● **DESCRIPTION OF THE TASK**: Show every line below where "infinito" can be found.

● **SUPPLIED INFORMATION**:
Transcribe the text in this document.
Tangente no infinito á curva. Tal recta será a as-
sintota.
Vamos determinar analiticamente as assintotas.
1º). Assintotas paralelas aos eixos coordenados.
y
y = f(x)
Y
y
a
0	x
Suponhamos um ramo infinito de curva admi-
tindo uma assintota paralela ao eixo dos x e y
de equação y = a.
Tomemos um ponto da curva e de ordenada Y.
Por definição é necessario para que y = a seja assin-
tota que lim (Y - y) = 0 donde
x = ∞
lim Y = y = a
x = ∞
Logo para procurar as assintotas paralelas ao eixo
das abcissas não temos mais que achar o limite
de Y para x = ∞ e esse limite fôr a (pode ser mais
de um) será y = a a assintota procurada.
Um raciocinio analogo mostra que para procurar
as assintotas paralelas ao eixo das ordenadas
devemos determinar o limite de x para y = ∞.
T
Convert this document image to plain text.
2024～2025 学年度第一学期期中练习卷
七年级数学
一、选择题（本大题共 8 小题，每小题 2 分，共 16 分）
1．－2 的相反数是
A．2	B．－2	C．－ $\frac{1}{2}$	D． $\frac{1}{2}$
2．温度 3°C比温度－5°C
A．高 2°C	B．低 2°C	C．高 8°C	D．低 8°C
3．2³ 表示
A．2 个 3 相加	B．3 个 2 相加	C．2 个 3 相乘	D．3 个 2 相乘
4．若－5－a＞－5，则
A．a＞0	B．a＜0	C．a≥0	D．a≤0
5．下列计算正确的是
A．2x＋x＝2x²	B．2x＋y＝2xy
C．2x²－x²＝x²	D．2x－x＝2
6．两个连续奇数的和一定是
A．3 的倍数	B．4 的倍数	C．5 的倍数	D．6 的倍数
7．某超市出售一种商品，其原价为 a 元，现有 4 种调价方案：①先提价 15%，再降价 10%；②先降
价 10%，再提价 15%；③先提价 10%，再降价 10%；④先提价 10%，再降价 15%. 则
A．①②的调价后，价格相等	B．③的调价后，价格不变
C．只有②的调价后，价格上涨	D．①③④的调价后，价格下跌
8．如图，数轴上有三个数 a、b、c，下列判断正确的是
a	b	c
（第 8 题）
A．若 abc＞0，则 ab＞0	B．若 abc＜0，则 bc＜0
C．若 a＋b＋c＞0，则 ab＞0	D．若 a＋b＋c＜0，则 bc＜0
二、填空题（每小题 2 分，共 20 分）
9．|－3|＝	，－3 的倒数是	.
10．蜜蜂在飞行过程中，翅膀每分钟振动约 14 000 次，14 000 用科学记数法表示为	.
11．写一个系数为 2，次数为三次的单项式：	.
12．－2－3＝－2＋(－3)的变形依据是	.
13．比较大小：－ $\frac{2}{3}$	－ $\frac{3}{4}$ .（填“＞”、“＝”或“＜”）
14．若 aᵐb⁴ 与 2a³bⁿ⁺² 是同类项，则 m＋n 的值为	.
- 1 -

● **SOLUTION BELOW**:
Tangente no infinito á curva. Tal recta será a as-
Suponhamos um ramo infinito de curva admi-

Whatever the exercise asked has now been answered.